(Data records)

►

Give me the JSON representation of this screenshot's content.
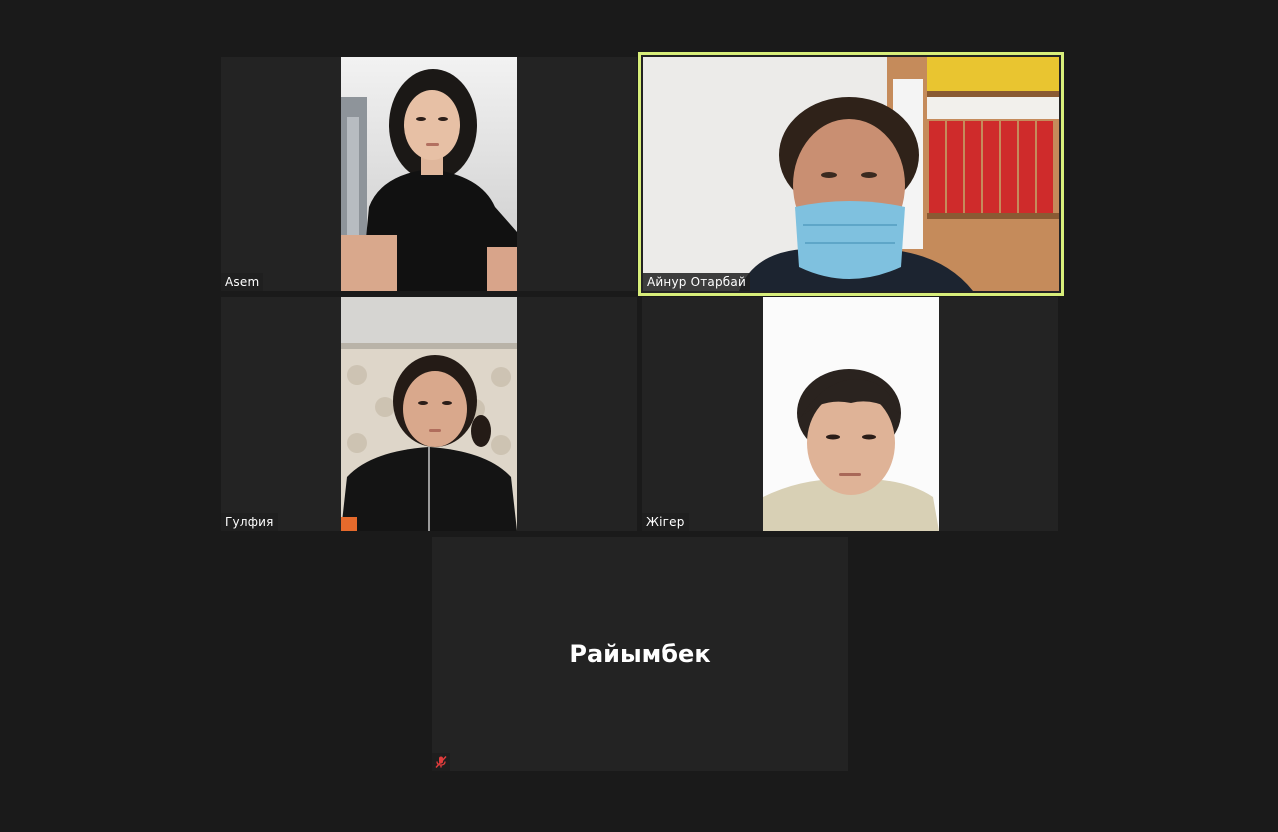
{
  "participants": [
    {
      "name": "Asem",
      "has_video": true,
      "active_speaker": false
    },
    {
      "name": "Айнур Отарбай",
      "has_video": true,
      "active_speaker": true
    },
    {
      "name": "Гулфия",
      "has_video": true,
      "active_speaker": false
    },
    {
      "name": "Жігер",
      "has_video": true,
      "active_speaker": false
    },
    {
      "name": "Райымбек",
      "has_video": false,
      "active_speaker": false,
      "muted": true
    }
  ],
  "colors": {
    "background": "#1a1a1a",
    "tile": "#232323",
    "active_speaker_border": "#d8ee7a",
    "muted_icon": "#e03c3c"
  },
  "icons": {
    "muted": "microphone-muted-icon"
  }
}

◄

§ Set problem:
Show every line in the entries where the string "name" occurs.

§ Solved problem:
      "name": "Asem",
      "name": "Айнур Отарбай",
      "name": "Гулфия",
      "name": "Жігер",
      "name": "Райымбек",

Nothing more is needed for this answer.